## Exercise description
The listing beneath should be written out in full, exactly as shown.
☆ ☆ ☆ ☆ ☆ ☆ ☆
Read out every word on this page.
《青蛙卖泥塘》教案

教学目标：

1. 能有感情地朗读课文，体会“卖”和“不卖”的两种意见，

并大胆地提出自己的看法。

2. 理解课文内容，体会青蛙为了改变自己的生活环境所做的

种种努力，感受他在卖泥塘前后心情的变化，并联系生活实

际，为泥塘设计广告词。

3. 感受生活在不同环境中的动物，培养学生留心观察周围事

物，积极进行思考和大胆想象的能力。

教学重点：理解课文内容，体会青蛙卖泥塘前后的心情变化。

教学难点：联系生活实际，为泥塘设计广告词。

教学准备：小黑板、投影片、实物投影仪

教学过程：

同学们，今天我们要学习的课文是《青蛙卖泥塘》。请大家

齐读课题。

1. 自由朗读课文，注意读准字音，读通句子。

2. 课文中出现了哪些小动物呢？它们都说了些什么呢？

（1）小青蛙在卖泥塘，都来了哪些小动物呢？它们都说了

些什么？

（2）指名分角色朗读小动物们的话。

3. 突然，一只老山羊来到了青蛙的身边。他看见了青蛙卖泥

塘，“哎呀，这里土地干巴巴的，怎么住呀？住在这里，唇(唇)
☆ ☆ ☆ ☆ ☆ ☆ ☆
## Full response
Read out every word on this page.
《青蛙卖泥塘》教案

教学目标：

1. 能有感情地朗读课文，体会“卖”和“不卖”的两种意见，

并大胆地提出自己的看法。

2. 理解课文内容，体会青蛙为了改变自己的生活环境所做的

种种努力，感受他在卖泥塘前后心情的变化，并联系生活实

际，为泥塘设计广告词。

3. 感受生活在不同环境中的动物，培养学生留心观察周围事

物，积极进行思考和大胆想象的能力。

教学重点：理解课文内容，体会青蛙卖泥塘前后的心情变化。

教学难点：联系生活实际，为泥塘设计广告词。

教学准备：小黑板、投影片、实物投影仪

教学过程：

同学们，今天我们要学习的课文是《青蛙卖泥塘》。请大家

齐读课题。

1. 自由朗读课文，注意读准字音，读通句子。

2. 课文中出现了哪些小动物呢？它们都说了些什么呢？

（1）小青蛙在卖泥塘，都来了哪些小动物呢？它们都说了

些什么？

（2）指名分角色朗读小动物们的话。

3. 突然，一只老山羊来到了青蛙的身边。他看见了青蛙卖泥

塘，“哎呀，这里土地干巴巴的，怎么住呀？住在这里，唇(唇)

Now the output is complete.